Which lines in the records below contain the word "precision"? Copy each one out.

* BEGIN THE INPUT *

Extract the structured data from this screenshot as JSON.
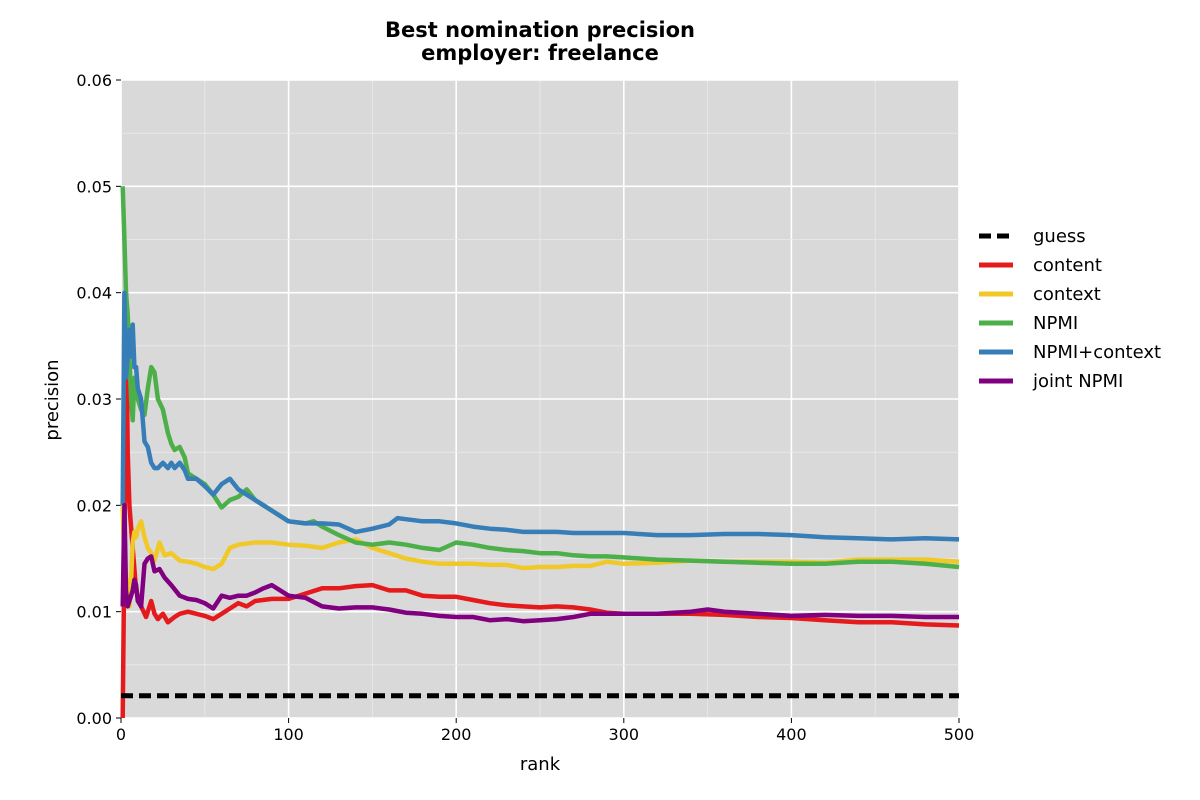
{
  "chart_data": {
    "type": "line",
    "title": "Best nomination precision",
    "subtitle": "employer: freelance",
    "xlabel": "rank",
    "ylabel": "precision",
    "xlim": [
      0,
      500
    ],
    "ylim": [
      0,
      0.06
    ],
    "xticks": [
      "0",
      "100",
      "200",
      "300",
      "400",
      "500"
    ],
    "yticks": [
      "0.00",
      "0.01",
      "0.02",
      "0.03",
      "0.04",
      "0.05",
      "0.06"
    ],
    "grid": true,
    "legend_position": "right-outside",
    "background": "#d9d9d9",
    "series": [
      {
        "name": "guess",
        "color": "#000000",
        "dashed": true,
        "x": [
          0,
          500
        ],
        "y": [
          0.0021,
          0.0021
        ]
      },
      {
        "name": "content",
        "color": "#e41a1c",
        "dashed": false,
        "x": [
          1,
          2,
          3,
          4,
          5,
          7,
          9,
          12,
          15,
          18,
          20,
          22,
          25,
          28,
          32,
          35,
          40,
          45,
          50,
          55,
          60,
          65,
          70,
          75,
          80,
          90,
          100,
          110,
          120,
          130,
          140,
          150,
          160,
          170,
          180,
          190,
          200,
          210,
          220,
          230,
          240,
          250,
          260,
          270,
          280,
          290,
          300,
          320,
          340,
          360,
          380,
          400,
          420,
          440,
          460,
          480,
          500
        ],
        "y": [
          0.0,
          0.016,
          0.04,
          0.025,
          0.02,
          0.016,
          0.012,
          0.0105,
          0.0095,
          0.011,
          0.0098,
          0.0093,
          0.0098,
          0.009,
          0.0095,
          0.0098,
          0.01,
          0.0098,
          0.0096,
          0.0093,
          0.0098,
          0.0103,
          0.0108,
          0.0105,
          0.011,
          0.0112,
          0.0112,
          0.0117,
          0.0122,
          0.0122,
          0.0124,
          0.0125,
          0.012,
          0.012,
          0.0115,
          0.0114,
          0.0114,
          0.0111,
          0.0108,
          0.0106,
          0.0105,
          0.0104,
          0.0105,
          0.0104,
          0.0102,
          0.0099,
          0.0098,
          0.0098,
          0.0098,
          0.0097,
          0.0095,
          0.0094,
          0.0092,
          0.009,
          0.009,
          0.0088,
          0.0087
        ]
      },
      {
        "name": "context",
        "color": "#f0c929",
        "dashed": false,
        "x": [
          1,
          2,
          3,
          4,
          5,
          6,
          7,
          8,
          9,
          10,
          12,
          14,
          16,
          18,
          20,
          23,
          26,
          30,
          35,
          40,
          45,
          50,
          55,
          60,
          65,
          70,
          80,
          90,
          100,
          110,
          120,
          130,
          140,
          150,
          160,
          170,
          180,
          190,
          200,
          210,
          220,
          230,
          240,
          250,
          260,
          270,
          280,
          290,
          300,
          320,
          340,
          360,
          380,
          400,
          420,
          440,
          460,
          480,
          500
        ],
        "y": [
          0.02,
          0.014,
          0.0135,
          0.012,
          0.0105,
          0.013,
          0.0165,
          0.0175,
          0.017,
          0.0178,
          0.0185,
          0.017,
          0.016,
          0.0155,
          0.0148,
          0.0165,
          0.0153,
          0.0155,
          0.0148,
          0.0147,
          0.0145,
          0.0142,
          0.014,
          0.0145,
          0.016,
          0.0163,
          0.0165,
          0.0165,
          0.0163,
          0.0162,
          0.016,
          0.0165,
          0.0168,
          0.016,
          0.0155,
          0.015,
          0.0147,
          0.0145,
          0.0145,
          0.0145,
          0.0144,
          0.0144,
          0.0141,
          0.0142,
          0.0142,
          0.0143,
          0.0143,
          0.0147,
          0.0145,
          0.0146,
          0.0148,
          0.0147,
          0.0147,
          0.0147,
          0.0146,
          0.0149,
          0.0149,
          0.0149,
          0.0147
        ]
      },
      {
        "name": "NPMI",
        "color": "#4daf4a",
        "dashed": false,
        "x": [
          1,
          2,
          3,
          4,
          5,
          6,
          7,
          8,
          10,
          12,
          14,
          16,
          18,
          20,
          22,
          25,
          28,
          30,
          32,
          35,
          38,
          40,
          45,
          50,
          55,
          60,
          65,
          70,
          75,
          80,
          90,
          100,
          110,
          115,
          120,
          130,
          140,
          150,
          160,
          170,
          180,
          190,
          200,
          210,
          220,
          230,
          240,
          250,
          260,
          270,
          280,
          290,
          300,
          320,
          340,
          360,
          380,
          400,
          420,
          440,
          460,
          480,
          500
        ],
        "y": [
          0.05,
          0.045,
          0.04,
          0.038,
          0.034,
          0.03,
          0.028,
          0.032,
          0.03,
          0.029,
          0.0285,
          0.031,
          0.033,
          0.0325,
          0.03,
          0.029,
          0.0268,
          0.0258,
          0.0252,
          0.0255,
          0.0245,
          0.023,
          0.0225,
          0.022,
          0.021,
          0.0198,
          0.0205,
          0.0208,
          0.0215,
          0.0205,
          0.0195,
          0.0185,
          0.0183,
          0.0185,
          0.018,
          0.0172,
          0.0165,
          0.0163,
          0.0165,
          0.0163,
          0.016,
          0.0158,
          0.0165,
          0.0163,
          0.016,
          0.0158,
          0.0157,
          0.0155,
          0.0155,
          0.0153,
          0.0152,
          0.0152,
          0.0151,
          0.0149,
          0.0148,
          0.0147,
          0.0146,
          0.0145,
          0.0145,
          0.0147,
          0.0147,
          0.0145,
          0.0142
        ]
      },
      {
        "name": "NPMI+context",
        "color": "#377eb8",
        "dashed": false,
        "x": [
          1,
          2,
          3,
          4,
          5,
          6,
          7,
          8,
          9,
          10,
          12,
          14,
          16,
          18,
          20,
          22,
          25,
          28,
          30,
          32,
          35,
          38,
          40,
          45,
          50,
          55,
          60,
          65,
          70,
          75,
          80,
          85,
          90,
          100,
          110,
          120,
          130,
          140,
          150,
          160,
          165,
          170,
          180,
          190,
          200,
          210,
          220,
          230,
          240,
          250,
          260,
          270,
          280,
          290,
          300,
          320,
          340,
          360,
          380,
          400,
          420,
          440,
          460,
          480,
          500
        ],
        "y": [
          0.02,
          0.04,
          0.032,
          0.034,
          0.0365,
          0.034,
          0.037,
          0.033,
          0.033,
          0.031,
          0.03,
          0.026,
          0.0255,
          0.024,
          0.0235,
          0.0235,
          0.024,
          0.0235,
          0.024,
          0.0235,
          0.024,
          0.0233,
          0.0225,
          0.0225,
          0.0218,
          0.021,
          0.022,
          0.0225,
          0.0215,
          0.021,
          0.0205,
          0.02,
          0.0195,
          0.0185,
          0.0183,
          0.0183,
          0.0182,
          0.0175,
          0.0178,
          0.0182,
          0.0188,
          0.0187,
          0.0185,
          0.0185,
          0.0183,
          0.018,
          0.0178,
          0.0177,
          0.0175,
          0.0175,
          0.0175,
          0.0174,
          0.0174,
          0.0174,
          0.0174,
          0.0172,
          0.0172,
          0.0173,
          0.0173,
          0.0172,
          0.017,
          0.0169,
          0.0168,
          0.0169,
          0.0168
        ]
      },
      {
        "name": "joint NPMI",
        "color": "#800080",
        "dashed": false,
        "x": [
          1,
          2,
          3,
          4,
          5,
          6,
          7,
          8,
          9,
          10,
          12,
          14,
          16,
          18,
          20,
          23,
          26,
          30,
          35,
          40,
          45,
          50,
          55,
          60,
          65,
          70,
          75,
          80,
          85,
          90,
          100,
          110,
          120,
          130,
          140,
          150,
          160,
          170,
          180,
          190,
          200,
          210,
          220,
          230,
          240,
          250,
          260,
          270,
          280,
          290,
          300,
          320,
          340,
          350,
          360,
          380,
          400,
          420,
          440,
          460,
          480,
          500
        ],
        "y": [
          0.0105,
          0.02,
          0.012,
          0.0105,
          0.011,
          0.0115,
          0.012,
          0.013,
          0.0125,
          0.011,
          0.0105,
          0.0145,
          0.015,
          0.0152,
          0.0138,
          0.014,
          0.0132,
          0.0125,
          0.0115,
          0.0112,
          0.0111,
          0.0108,
          0.0103,
          0.0115,
          0.0113,
          0.0115,
          0.0115,
          0.0118,
          0.0122,
          0.0125,
          0.0115,
          0.0113,
          0.0105,
          0.0103,
          0.0104,
          0.0104,
          0.0102,
          0.0099,
          0.0098,
          0.0096,
          0.0095,
          0.0095,
          0.0092,
          0.0093,
          0.0091,
          0.0092,
          0.0093,
          0.0095,
          0.0098,
          0.0098,
          0.0098,
          0.0098,
          0.01,
          0.0102,
          0.01,
          0.0098,
          0.0096,
          0.0097,
          0.0096,
          0.0096,
          0.0095,
          0.0095
        ]
      }
    ]
  }
}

* END THE INPUT *

### SOLUTION TO THE PROBLEM:
    "title": "Best nomination precision",
    "ylabel": "precision",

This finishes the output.